> [Objective]
Check every line of the entries for "Doch", and copy the lines that hold it.

Collected data entries
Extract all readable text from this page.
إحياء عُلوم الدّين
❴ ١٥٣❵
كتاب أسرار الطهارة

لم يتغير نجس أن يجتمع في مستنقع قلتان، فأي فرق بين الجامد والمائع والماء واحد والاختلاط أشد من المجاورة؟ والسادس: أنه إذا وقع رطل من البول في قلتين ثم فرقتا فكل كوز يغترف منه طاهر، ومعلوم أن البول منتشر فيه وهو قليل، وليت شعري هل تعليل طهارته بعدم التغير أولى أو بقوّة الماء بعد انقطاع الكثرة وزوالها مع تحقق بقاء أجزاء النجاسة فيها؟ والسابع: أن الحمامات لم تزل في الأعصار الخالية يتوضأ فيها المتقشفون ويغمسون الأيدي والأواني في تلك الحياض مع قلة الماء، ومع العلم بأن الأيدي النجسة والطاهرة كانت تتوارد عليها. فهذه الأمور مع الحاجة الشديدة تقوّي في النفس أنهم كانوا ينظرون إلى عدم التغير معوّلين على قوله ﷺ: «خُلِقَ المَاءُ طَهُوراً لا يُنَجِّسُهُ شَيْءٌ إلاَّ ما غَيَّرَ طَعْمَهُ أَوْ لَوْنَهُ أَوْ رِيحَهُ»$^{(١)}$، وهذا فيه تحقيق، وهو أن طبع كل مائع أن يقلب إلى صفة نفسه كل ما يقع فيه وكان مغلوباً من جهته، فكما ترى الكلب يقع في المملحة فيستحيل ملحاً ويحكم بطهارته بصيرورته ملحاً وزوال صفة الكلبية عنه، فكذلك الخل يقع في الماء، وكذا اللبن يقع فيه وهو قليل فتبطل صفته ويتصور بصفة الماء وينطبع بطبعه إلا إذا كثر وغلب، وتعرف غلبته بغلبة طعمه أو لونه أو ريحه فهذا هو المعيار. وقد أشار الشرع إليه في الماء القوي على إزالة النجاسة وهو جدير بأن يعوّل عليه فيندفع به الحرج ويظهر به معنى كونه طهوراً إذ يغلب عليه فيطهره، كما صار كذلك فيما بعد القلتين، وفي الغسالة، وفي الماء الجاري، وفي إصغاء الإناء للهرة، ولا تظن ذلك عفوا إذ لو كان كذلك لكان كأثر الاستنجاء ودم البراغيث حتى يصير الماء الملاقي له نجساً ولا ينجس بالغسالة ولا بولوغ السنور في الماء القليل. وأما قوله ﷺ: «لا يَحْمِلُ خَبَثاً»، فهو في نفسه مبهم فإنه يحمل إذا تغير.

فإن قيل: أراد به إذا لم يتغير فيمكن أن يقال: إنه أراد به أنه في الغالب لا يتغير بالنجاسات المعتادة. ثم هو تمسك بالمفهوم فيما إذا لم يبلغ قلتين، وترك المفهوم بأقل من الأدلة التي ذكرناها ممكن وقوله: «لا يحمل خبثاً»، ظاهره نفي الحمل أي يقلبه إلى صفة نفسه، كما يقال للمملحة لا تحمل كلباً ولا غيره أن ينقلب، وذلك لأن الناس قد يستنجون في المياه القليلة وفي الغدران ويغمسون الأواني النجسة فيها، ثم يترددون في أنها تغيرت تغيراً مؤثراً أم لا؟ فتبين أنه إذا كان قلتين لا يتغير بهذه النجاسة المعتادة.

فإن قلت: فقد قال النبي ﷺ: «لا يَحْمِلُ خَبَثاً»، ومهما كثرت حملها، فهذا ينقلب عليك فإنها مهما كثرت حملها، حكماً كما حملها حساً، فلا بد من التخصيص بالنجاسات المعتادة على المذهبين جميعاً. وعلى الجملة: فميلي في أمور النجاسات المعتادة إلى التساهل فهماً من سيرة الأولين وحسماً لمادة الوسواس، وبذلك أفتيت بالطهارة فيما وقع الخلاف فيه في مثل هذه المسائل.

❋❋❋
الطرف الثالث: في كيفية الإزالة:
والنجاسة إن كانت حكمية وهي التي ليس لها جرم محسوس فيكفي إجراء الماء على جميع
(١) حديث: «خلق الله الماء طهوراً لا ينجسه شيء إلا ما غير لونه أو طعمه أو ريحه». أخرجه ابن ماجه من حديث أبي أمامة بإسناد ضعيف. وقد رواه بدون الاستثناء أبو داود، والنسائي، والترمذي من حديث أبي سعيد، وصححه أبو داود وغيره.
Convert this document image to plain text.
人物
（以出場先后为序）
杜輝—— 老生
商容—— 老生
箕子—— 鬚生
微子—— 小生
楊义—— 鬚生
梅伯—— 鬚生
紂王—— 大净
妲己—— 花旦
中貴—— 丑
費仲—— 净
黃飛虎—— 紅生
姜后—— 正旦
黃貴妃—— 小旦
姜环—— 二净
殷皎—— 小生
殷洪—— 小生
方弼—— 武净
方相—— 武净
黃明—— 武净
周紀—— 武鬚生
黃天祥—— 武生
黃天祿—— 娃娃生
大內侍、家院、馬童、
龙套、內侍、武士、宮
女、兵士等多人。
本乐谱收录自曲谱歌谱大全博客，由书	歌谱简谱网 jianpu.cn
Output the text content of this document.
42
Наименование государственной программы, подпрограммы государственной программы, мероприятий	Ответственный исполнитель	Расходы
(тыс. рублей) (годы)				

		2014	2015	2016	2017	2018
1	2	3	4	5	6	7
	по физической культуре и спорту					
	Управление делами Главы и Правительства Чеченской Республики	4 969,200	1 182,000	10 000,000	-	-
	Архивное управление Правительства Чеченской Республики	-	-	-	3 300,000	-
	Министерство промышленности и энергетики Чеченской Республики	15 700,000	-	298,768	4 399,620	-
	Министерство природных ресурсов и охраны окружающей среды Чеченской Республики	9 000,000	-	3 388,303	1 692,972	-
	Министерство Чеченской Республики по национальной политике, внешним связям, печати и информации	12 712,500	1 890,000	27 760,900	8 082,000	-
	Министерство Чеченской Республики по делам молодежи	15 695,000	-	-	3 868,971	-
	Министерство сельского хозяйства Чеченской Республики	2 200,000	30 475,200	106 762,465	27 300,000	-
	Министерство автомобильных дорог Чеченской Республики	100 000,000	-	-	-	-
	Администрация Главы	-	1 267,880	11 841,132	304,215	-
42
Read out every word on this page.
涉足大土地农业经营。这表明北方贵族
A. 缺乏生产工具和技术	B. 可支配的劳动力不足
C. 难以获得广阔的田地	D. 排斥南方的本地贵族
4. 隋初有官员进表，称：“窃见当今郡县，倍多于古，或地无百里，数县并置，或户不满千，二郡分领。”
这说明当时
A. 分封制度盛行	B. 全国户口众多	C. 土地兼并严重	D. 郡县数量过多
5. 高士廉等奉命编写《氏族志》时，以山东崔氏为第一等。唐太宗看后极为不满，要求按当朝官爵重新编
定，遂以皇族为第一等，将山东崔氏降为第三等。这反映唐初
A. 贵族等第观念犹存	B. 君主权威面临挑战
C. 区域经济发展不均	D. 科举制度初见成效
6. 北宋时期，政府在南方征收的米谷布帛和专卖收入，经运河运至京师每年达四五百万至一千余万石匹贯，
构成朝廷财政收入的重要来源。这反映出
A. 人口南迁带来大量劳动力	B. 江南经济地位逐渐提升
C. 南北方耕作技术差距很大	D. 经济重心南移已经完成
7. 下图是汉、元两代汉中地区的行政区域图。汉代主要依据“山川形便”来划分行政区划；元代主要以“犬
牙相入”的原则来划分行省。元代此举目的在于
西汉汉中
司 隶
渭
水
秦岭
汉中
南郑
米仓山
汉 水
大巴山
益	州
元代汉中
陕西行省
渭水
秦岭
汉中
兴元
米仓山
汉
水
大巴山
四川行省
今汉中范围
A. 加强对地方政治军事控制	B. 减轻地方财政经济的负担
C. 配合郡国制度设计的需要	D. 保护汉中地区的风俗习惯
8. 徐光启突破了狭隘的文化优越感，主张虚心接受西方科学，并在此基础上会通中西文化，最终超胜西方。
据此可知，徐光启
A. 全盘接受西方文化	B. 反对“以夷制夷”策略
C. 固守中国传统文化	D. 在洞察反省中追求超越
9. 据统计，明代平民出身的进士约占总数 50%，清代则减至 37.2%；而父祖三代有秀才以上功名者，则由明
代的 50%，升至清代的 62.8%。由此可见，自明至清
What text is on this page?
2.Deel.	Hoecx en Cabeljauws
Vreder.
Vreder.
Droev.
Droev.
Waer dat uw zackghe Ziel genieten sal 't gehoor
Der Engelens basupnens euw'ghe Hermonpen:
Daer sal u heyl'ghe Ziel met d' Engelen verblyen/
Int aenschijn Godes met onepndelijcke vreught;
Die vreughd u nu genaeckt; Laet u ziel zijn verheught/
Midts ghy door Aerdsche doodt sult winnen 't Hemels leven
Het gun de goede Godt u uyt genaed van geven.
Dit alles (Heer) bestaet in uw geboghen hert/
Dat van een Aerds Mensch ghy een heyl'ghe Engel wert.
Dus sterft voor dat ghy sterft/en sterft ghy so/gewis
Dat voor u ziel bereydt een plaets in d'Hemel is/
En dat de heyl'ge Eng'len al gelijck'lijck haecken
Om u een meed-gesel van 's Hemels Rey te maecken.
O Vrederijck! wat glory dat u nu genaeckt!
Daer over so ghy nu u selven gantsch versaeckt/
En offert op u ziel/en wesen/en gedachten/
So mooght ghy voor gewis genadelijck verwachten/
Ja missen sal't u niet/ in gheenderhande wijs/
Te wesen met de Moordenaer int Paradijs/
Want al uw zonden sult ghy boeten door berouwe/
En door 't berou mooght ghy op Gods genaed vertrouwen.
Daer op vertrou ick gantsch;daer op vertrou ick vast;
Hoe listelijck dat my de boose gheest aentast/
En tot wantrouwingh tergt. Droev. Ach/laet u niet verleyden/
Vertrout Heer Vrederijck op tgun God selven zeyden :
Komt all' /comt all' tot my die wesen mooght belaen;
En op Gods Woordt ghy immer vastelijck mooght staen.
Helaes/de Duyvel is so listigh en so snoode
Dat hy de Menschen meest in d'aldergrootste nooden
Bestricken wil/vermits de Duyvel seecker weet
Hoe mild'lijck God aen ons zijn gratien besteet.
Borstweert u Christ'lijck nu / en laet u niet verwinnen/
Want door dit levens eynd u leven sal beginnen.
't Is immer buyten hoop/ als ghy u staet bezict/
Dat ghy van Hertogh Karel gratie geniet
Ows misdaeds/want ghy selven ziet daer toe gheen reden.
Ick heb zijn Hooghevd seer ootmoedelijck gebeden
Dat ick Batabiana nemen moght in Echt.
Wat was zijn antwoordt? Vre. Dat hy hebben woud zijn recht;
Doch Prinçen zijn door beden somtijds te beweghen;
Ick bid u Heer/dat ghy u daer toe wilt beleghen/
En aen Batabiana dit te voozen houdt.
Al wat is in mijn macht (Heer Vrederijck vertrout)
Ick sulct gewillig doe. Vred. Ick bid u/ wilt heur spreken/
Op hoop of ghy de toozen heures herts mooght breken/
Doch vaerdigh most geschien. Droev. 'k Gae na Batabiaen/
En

> [Solution to this problem]
Doch Prinçen zijn door beden somtijds te beweghen;
Doch vaerdigh most geschien. Droev. 'k Gae na Batabiaen/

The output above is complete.